▶ **TEXT TO READ**
::::::

“What were you expecting? Praise?”
We had awesome drawings, we even made a little movie that spelled out our idea in the most efficient way possible. But the guy with the money was right. We had nothing. I used to say that “the best argument is code,” but walking out of that meeting room, it felt more like “the only argument is code”. Just one problem. Like a real estate agent that hates bricks, I hated code.
And then it all happened again about a year ago. That’s when I decided to like code, and move from copying and pasting Javascript to writing native apps.
Hacking myself first
Knowing I might be able sell my ideas was not enough, I had to sell the idea of coding — to myself. Simple old-fashioned brainwashing.
“Wow, someone came up with all this!” Man, I’m glad it wasn’t me. But also, man, they really put thought into this. How could human beings even come up with this? Every programming language, mobile app framework, even the editor, is 30 years of compressed computer history. Typing modern code is like walking through a computer history museum, only in this one you get real software when you exit through the gift store.
“I hope I get stuck soon.” I would usually just walk away. This time, I dragged myself back behind the keyboard, yelling that “if you get past this, you never have to get stuck here again. Do this 1,000 time and you’ll probably never be stuck again.”

::::::

▶ **MATERIAL PROVIDED**
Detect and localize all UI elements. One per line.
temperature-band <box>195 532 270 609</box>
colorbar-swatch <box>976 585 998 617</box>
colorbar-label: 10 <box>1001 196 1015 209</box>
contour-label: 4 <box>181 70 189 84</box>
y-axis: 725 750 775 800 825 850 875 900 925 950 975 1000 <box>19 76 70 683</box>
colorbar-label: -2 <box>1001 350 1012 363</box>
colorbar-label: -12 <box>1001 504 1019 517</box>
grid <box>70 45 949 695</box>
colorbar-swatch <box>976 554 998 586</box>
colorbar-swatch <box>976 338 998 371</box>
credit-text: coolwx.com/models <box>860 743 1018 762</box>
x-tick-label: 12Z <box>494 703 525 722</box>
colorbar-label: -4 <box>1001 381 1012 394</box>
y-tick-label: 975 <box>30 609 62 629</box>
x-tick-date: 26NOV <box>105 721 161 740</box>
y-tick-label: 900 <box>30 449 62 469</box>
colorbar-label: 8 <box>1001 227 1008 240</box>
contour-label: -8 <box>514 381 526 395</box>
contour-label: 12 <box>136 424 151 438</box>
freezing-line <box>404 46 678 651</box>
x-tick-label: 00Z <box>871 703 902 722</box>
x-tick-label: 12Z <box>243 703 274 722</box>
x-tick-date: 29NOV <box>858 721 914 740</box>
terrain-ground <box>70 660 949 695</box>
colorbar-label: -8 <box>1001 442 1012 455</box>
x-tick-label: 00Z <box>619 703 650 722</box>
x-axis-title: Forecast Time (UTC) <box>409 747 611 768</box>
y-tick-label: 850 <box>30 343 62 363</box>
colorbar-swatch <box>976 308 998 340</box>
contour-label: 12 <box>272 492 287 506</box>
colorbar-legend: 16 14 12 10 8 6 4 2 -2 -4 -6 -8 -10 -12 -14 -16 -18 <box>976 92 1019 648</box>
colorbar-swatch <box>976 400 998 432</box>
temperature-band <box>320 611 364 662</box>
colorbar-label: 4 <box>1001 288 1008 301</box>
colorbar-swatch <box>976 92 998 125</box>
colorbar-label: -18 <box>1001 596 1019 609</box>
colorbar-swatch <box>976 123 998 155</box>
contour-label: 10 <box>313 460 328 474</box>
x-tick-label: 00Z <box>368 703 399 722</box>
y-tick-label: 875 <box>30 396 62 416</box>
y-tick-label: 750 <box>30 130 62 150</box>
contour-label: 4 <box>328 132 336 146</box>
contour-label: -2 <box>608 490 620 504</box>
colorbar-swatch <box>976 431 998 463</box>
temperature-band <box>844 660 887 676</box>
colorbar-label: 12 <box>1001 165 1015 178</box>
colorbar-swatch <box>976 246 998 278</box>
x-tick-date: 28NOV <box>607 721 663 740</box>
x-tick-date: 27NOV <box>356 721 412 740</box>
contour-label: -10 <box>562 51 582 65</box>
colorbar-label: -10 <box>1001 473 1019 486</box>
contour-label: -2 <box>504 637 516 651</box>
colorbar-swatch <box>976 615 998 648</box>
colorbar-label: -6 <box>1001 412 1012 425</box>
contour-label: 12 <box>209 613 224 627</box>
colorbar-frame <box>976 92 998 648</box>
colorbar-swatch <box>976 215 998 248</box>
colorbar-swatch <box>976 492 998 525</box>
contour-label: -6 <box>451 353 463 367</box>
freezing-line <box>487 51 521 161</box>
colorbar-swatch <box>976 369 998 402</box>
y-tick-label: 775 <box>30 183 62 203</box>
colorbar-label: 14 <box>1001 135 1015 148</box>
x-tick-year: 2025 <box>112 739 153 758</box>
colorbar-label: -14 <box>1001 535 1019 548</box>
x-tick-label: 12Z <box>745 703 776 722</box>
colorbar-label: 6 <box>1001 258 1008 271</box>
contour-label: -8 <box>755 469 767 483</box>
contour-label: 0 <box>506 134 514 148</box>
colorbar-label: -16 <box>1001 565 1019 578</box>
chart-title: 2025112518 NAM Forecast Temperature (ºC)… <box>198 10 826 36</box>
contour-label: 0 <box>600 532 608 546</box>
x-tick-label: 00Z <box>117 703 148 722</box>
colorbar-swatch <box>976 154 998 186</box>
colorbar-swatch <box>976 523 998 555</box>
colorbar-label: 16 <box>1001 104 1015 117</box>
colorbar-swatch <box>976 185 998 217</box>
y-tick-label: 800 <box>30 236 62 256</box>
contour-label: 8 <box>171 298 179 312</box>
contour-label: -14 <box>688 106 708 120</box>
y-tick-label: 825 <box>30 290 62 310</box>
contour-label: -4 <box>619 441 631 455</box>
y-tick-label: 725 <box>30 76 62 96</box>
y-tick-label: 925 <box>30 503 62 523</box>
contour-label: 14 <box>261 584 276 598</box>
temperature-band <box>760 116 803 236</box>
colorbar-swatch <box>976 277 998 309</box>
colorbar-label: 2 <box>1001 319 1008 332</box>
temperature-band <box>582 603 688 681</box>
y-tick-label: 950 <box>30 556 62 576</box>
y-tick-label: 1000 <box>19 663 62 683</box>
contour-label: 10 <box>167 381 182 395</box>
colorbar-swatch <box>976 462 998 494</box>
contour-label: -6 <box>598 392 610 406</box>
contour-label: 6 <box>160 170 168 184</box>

::::::

▶ **TASK LIST**
(a) In the essay on learning to code, why did the author drag themselves back behind the keyboard after getting stuck instead of walking away?
(b) How many rows contain the string "line"? Give only the number.

▶ **ANSWERS FOR THE EXERCISE**
(a) The author reasoned that getting past a problem once means never having to get stuck there again. Doing this 1,000 times would probably mean never being stuck again.

(b) 3